Could you copy every one of the records below line for line, changing nothing?
= = =
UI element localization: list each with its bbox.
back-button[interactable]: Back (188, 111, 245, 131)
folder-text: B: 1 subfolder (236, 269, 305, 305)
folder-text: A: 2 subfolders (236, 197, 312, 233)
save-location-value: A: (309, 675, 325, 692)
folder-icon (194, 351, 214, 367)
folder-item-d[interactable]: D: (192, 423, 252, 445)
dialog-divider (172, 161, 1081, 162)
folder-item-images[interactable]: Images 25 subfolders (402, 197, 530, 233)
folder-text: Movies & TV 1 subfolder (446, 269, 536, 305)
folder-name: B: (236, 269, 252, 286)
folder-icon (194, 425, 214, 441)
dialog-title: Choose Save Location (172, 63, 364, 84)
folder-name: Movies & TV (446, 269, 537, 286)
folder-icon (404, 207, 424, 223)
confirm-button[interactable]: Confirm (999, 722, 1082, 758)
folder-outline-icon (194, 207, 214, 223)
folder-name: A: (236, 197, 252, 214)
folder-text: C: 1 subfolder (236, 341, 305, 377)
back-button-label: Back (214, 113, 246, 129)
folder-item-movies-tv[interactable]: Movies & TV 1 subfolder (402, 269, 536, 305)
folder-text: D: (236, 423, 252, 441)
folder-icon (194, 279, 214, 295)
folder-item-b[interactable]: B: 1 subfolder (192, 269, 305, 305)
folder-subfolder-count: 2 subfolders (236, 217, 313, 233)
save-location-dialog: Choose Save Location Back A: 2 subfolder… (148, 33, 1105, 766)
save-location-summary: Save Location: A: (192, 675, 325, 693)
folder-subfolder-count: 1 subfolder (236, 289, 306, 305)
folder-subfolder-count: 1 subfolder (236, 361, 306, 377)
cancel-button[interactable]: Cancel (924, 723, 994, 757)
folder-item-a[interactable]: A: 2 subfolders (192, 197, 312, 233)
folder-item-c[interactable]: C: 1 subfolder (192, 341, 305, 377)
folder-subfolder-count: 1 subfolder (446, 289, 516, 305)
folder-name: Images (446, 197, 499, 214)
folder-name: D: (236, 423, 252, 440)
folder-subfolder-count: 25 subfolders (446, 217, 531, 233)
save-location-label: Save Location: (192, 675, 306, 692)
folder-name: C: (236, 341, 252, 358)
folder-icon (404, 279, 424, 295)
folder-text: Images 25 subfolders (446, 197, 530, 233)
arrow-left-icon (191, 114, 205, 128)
= = =
**Solution to the problem:**
UI element localization: list each with its bbox.
back-button[interactable]: Back (188, 111, 245, 131)
folder-text: B: 1 subfolder (236, 269, 305, 305)
folder-text: A: 2 subfolders (236, 197, 312, 233)
save-location-value: A: (309, 675, 325, 692)
folder-icon (194, 351, 214, 367)
folder-item-d[interactable]: D: (192, 423, 252, 445)
dialog-divider (172, 161, 1081, 162)
folder-item-images[interactable]: Images 25 subfolders (402, 197, 530, 233)
folder-text: Movies & TV 1 subfolder (446, 269, 536, 305)
folder-name: B: (236, 269, 252, 286)
folder-icon (194, 425, 214, 441)
dialog-title: Choose Save Location (172, 63, 364, 84)
folder-name: Movies & TV (446, 269, 537, 286)
folder-icon (404, 207, 424, 223)
confirm-button[interactable]: Confirm (999, 722, 1082, 758)
folder-outline-icon (194, 207, 214, 223)
folder-name: A: (236, 197, 252, 214)
folder-text: C: 1 subfolder (236, 341, 305, 377)
back-button-label: Back (214, 113, 246, 129)
folder-item-movies-tv[interactable]: Movies & TV 1 subfolder (402, 269, 536, 305)
folder-text: D: (236, 423, 252, 441)
folder-icon (194, 279, 214, 295)
folder-item-b[interactable]: B: 1 subfolder (192, 269, 305, 305)
folder-subfolder-count: 2 subfolders (236, 217, 313, 233)
save-location-dialog: Choose Save Location Back A: 2 subfolder… (148, 33, 1105, 766)
save-location-summary: Save Location: A: (192, 675, 325, 693)
folder-subfolder-count: 1 subfolder (236, 289, 306, 305)
folder-subfolder-count: 1 subfolder (236, 361, 306, 377)
cancel-button[interactable]: Cancel (924, 723, 994, 757)
folder-item-a[interactable]: A: 2 subfolders (192, 197, 312, 233)
folder-item-c[interactable]: C: 1 subfolder (192, 341, 305, 377)
folder-subfolder-count: 1 subfolder (446, 289, 516, 305)
folder-name: Images (446, 197, 499, 214)
folder-name: D: (236, 423, 252, 440)
folder-subfolder-count: 25 subfolders (446, 217, 531, 233)
save-location-label: Save Location: (192, 675, 306, 692)
folder-name: C: (236, 341, 252, 358)
folder-icon (404, 279, 424, 295)
folder-text: Images 25 subfolders (446, 197, 530, 233)
arrow-left-icon (191, 114, 205, 128)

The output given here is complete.